(SET EXERCISE): Repeat every line below exactly, word for word.

(DATA PROVIDED):
^^^^
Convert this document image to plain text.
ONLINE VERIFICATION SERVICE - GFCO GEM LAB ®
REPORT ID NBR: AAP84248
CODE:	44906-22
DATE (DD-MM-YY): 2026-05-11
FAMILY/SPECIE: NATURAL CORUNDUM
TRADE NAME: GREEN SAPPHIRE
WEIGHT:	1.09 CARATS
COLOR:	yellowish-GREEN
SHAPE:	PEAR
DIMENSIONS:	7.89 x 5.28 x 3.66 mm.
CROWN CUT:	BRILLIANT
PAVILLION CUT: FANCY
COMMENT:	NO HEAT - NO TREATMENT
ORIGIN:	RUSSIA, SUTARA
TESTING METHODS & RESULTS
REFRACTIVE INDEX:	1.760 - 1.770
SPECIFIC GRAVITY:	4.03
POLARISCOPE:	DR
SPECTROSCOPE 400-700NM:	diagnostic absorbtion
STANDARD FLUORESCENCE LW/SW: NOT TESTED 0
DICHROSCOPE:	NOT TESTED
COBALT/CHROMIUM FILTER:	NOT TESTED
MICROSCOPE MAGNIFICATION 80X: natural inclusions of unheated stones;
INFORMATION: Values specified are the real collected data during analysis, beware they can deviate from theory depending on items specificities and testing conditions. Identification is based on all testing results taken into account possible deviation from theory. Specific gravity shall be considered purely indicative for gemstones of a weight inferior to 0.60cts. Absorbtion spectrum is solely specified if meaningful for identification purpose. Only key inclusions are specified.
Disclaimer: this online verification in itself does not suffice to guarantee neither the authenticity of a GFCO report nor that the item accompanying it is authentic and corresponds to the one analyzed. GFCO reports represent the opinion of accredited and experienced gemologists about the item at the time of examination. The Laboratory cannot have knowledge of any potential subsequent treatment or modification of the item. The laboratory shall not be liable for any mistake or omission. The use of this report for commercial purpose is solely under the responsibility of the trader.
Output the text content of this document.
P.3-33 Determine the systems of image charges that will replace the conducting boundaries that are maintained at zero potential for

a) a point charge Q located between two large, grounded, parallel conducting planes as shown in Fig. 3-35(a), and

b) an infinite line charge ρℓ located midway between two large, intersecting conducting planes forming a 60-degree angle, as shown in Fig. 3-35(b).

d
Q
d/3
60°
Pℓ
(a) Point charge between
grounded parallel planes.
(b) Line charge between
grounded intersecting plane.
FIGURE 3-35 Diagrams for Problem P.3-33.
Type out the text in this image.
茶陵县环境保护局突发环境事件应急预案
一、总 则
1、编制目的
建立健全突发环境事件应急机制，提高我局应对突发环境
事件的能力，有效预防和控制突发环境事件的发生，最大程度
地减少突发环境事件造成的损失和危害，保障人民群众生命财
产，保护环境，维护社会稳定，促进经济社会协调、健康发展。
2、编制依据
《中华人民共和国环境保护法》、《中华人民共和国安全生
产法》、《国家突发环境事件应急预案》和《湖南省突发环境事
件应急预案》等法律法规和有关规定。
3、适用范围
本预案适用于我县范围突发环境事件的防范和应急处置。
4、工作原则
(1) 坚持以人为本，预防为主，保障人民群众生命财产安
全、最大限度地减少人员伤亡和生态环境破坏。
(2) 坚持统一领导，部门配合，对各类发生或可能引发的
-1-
^^^^
(REPLY TO THE EXERCISE):
Convert this document image to plain text.
ONLINE VERIFICATION SERVICE - GFCO GEM LAB ®
REPORT ID NBR: AAP84248
CODE:	44906-22
DATE (DD-MM-YY): 2026-05-11
FAMILY/SPECIE: NATURAL CORUNDUM
TRADE NAME: GREEN SAPPHIRE
WEIGHT:	1.09 CARATS
COLOR:	yellowish-GREEN
SHAPE:	PEAR
DIMENSIONS:	7.89 x 5.28 x 3.66 mm.
CROWN CUT:	BRILLIANT
PAVILLION CUT: FANCY
COMMENT:	NO HEAT - NO TREATMENT
ORIGIN:	RUSSIA, SUTARA
TESTING METHODS & RESULTS
REFRACTIVE INDEX:	1.760 - 1.770
SPECIFIC GRAVITY:	4.03
POLARISCOPE:	DR
SPECTROSCOPE 400-700NM:	diagnostic absorbtion
STANDARD FLUORESCENCE LW/SW: NOT TESTED 0
DICHROSCOPE:	NOT TESTED
COBALT/CHROMIUM FILTER:	NOT TESTED
MICROSCOPE MAGNIFICATION 80X: natural inclusions of unheated stones;
INFORMATION: Values specified are the real collected data during analysis, beware they can deviate from theory depending on items specificities and testing conditions. Identification is based on all testing results taken into account possible deviation from theory. Specific gravity shall be considered purely indicative for gemstones of a weight inferior to 0.60cts. Absorbtion spectrum is solely specified if meaningful for identification purpose. Only key inclusions are specified.
Disclaimer: this online verification in itself does not suffice to guarantee neither the authenticity of a GFCO report nor that the item accompanying it is authentic and corresponds to the one analyzed. GFCO reports represent the opinion of accredited and experienced gemologists about the item at the time of examination. The Laboratory cannot have knowledge of any potential subsequent treatment or modification of the item. The laboratory shall not be liable for any mistake or omission. The use of this report for commercial purpose is solely under the responsibility of the trader.
Output the text content of this document.
P.3-33 Determine the systems of image charges that will replace the conducting boundaries that are maintained at zero potential for

a) a point charge Q located between two large, grounded, parallel conducting planes as shown in Fig. 3-35(a), and

b) an infinite line charge ρℓ located midway between two large, intersecting conducting planes forming a 60-degree angle, as shown in Fig. 3-35(b).

d
Q
d/3
60°
Pℓ
(a) Point charge between
grounded parallel planes.
(b) Line charge between
grounded intersecting plane.
FIGURE 3-35 Diagrams for Problem P.3-33.
Type out the text in this image.
茶陵县环境保护局突发环境事件应急预案
一、总 则
1、编制目的
建立健全突发环境事件应急机制，提高我局应对突发环境
事件的能力，有效预防和控制突发环境事件的发生，最大程度
地减少突发环境事件造成的损失和危害，保障人民群众生命财
产，保护环境，维护社会稳定，促进经济社会协调、健康发展。
2、编制依据
《中华人民共和国环境保护法》、《中华人民共和国安全生
产法》、《国家突发环境事件应急预案》和《湖南省突发环境事
件应急预案》等法律法规和有关规定。
3、适用范围
本预案适用于我县范围突发环境事件的防范和应急处置。
4、工作原则
(1) 坚持以人为本，预防为主，保障人民群众生命财产安
全、最大限度地减少人员伤亡和生态环境破坏。
(2) 坚持统一领导，部门配合，对各类发生或可能引发的
-1-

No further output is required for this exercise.